:: TASK BRIEF ::
In the material below, identify each line bearing the word "title". Reproduce those lines.

[begin MATERIAL FOR THIS TASK]

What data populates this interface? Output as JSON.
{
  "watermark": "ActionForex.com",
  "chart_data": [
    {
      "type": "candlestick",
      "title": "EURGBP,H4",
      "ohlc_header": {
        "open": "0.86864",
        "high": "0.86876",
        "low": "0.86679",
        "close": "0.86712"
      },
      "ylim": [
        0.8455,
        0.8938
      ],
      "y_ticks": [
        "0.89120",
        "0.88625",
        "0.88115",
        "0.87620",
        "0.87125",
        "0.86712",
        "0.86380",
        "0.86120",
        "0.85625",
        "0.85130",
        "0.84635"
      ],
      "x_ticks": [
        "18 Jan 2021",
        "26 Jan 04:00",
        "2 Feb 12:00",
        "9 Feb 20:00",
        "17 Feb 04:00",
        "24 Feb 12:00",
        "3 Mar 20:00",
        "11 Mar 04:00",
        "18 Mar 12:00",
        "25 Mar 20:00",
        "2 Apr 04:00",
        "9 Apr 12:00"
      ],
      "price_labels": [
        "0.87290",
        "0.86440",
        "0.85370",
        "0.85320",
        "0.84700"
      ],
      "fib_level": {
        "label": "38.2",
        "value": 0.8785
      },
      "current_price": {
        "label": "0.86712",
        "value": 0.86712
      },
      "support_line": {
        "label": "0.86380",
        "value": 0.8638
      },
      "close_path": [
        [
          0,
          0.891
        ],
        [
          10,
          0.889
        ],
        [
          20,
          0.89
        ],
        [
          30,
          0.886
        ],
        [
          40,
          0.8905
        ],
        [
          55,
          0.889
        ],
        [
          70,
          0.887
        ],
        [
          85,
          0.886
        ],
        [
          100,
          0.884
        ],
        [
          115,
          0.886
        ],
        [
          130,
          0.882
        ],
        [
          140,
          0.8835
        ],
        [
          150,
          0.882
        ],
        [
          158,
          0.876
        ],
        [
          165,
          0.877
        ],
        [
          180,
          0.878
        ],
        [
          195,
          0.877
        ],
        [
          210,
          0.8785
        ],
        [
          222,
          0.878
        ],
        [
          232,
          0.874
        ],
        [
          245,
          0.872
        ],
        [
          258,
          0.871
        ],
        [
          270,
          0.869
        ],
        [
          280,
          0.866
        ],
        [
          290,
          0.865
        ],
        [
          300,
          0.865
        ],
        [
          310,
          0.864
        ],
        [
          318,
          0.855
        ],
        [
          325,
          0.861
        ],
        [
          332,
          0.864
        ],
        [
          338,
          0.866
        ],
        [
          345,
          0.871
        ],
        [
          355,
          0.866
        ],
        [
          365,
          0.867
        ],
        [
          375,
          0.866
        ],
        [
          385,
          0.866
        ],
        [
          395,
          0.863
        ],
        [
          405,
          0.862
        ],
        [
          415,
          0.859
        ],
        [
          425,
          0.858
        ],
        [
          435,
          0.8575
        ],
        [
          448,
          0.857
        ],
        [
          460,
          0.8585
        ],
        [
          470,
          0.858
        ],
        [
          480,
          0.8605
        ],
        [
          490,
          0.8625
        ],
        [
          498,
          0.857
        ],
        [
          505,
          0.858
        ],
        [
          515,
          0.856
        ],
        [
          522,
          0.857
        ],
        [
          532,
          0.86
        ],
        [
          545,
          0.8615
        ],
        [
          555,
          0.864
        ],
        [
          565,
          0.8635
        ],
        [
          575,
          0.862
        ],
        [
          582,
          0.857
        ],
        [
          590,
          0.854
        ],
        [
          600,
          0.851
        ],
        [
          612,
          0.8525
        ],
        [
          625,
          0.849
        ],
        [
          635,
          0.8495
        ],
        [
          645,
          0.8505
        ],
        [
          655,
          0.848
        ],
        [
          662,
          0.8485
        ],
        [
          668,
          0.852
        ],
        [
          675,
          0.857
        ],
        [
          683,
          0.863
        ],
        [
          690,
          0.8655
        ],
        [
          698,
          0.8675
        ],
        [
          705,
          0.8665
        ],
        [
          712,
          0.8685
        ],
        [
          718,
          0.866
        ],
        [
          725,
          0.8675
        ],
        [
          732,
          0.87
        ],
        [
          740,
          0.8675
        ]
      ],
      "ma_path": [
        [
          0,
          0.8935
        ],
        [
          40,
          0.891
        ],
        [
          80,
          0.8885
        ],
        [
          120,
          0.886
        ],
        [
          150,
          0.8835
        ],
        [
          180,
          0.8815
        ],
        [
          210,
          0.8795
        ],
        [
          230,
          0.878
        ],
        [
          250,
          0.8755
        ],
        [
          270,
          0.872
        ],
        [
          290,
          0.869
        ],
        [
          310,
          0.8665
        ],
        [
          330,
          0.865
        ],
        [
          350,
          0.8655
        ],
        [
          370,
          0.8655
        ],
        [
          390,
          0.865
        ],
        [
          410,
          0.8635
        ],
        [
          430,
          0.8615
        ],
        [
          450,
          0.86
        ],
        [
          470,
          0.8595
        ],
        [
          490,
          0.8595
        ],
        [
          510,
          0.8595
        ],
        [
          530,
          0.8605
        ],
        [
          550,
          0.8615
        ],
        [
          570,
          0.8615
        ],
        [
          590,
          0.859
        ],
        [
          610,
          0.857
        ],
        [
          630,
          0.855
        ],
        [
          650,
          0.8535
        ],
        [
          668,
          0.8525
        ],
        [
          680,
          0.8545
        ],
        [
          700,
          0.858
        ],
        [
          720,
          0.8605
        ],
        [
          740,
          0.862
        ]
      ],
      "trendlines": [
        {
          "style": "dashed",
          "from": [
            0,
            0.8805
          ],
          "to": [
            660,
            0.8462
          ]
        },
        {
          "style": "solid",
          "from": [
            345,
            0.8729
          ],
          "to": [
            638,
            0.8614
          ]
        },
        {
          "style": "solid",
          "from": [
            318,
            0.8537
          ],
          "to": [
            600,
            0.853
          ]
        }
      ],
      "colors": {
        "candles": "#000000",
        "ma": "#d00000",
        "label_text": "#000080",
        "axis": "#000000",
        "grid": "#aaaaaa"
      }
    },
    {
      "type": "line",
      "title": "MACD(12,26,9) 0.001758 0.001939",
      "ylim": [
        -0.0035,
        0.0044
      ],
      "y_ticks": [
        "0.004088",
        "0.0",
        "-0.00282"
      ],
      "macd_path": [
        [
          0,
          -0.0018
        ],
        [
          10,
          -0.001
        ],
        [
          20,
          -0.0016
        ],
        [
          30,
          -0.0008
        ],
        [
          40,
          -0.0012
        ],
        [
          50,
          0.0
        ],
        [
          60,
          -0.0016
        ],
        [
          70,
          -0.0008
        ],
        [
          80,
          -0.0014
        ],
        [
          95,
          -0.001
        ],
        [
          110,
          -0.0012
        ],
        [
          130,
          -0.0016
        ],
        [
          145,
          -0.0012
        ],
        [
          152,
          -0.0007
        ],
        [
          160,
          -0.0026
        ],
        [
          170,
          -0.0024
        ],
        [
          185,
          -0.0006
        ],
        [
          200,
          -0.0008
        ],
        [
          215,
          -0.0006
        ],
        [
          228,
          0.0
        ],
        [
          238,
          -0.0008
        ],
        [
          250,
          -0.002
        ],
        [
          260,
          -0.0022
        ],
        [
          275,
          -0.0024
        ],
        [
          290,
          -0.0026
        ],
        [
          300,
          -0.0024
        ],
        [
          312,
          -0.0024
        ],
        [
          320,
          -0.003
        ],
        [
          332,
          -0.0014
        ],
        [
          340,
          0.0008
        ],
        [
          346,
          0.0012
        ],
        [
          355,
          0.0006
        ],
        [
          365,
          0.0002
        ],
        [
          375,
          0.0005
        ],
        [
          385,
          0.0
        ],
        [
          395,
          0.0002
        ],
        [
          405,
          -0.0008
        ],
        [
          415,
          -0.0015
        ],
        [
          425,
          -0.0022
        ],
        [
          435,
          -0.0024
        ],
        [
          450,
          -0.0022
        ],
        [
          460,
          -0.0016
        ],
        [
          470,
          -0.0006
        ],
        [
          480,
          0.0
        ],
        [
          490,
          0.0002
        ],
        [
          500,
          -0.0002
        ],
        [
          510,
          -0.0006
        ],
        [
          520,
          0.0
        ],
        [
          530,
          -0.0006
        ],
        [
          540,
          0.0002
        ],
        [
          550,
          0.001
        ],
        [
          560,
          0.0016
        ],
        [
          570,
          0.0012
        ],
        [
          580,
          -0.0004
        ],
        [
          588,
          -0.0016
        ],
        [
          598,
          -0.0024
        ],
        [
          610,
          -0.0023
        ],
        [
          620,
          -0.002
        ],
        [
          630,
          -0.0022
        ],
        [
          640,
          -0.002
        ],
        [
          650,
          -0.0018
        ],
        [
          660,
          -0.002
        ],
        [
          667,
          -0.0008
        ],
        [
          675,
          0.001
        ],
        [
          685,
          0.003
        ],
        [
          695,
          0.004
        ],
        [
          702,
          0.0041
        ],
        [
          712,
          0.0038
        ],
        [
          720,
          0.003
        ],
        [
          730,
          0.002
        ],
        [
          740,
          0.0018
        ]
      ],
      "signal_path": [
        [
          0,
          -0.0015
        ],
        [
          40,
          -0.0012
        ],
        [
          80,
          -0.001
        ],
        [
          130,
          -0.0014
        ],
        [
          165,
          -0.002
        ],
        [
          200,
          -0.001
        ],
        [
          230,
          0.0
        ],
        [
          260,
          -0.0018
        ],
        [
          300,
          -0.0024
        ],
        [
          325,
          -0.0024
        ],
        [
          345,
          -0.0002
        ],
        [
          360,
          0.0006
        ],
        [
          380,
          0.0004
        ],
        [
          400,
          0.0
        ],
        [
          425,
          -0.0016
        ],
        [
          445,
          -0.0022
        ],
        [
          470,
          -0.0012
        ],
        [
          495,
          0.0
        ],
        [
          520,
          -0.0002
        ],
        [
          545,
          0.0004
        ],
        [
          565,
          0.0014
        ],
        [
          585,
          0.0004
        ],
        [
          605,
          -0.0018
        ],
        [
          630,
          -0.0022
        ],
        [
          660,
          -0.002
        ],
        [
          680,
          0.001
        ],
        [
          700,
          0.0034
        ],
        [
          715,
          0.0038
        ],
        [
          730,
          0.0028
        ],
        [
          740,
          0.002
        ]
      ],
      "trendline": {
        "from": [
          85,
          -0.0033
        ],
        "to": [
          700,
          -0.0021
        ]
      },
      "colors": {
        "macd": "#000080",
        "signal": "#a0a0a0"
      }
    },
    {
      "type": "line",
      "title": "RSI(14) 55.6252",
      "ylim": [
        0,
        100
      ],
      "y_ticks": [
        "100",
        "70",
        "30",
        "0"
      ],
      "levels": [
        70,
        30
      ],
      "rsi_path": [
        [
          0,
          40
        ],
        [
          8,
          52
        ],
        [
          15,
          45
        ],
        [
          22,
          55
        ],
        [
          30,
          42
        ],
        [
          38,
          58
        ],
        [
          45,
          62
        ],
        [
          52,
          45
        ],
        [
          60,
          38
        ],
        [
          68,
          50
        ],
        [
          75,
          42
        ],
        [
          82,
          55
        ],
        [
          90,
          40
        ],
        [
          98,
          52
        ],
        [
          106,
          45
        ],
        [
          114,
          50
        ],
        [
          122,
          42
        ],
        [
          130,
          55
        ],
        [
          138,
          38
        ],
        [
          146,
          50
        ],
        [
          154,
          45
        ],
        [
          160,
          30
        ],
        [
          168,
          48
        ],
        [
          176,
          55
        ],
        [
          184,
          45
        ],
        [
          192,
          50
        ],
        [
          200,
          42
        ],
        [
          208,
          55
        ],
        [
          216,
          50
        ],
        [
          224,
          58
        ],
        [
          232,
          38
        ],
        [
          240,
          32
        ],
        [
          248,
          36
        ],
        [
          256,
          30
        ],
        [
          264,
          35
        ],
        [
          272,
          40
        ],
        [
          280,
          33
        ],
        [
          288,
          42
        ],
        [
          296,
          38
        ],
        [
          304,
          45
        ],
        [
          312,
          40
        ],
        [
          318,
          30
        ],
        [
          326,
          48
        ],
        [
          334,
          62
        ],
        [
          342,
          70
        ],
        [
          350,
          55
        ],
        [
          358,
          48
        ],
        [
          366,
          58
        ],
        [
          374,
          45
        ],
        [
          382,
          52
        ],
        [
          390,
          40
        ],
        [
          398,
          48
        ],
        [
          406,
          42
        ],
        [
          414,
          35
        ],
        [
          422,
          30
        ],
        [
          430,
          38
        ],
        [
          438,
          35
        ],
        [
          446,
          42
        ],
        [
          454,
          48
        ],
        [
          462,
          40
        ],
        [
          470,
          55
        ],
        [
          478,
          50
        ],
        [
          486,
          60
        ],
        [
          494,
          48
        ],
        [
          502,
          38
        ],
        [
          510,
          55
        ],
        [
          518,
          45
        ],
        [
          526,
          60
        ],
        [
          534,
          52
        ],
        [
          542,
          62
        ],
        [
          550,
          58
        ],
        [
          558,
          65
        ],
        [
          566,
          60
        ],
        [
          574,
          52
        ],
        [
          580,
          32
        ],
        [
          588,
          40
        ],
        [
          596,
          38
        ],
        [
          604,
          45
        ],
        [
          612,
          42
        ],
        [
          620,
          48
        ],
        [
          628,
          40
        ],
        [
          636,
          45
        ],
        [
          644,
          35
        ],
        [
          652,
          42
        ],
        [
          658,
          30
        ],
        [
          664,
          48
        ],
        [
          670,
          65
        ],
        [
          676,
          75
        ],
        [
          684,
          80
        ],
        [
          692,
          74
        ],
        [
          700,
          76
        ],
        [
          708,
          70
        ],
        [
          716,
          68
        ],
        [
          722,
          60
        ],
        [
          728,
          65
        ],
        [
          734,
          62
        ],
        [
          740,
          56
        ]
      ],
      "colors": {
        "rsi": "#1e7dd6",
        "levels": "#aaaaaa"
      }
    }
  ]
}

[end MATERIAL FOR THIS TASK]

:: THE RESULT ::
      "title": "EURGBP,H4",
      "title": "MACD(12,26,9) 0.001758 0.001939",
      "title": "RSI(14) 55.6252",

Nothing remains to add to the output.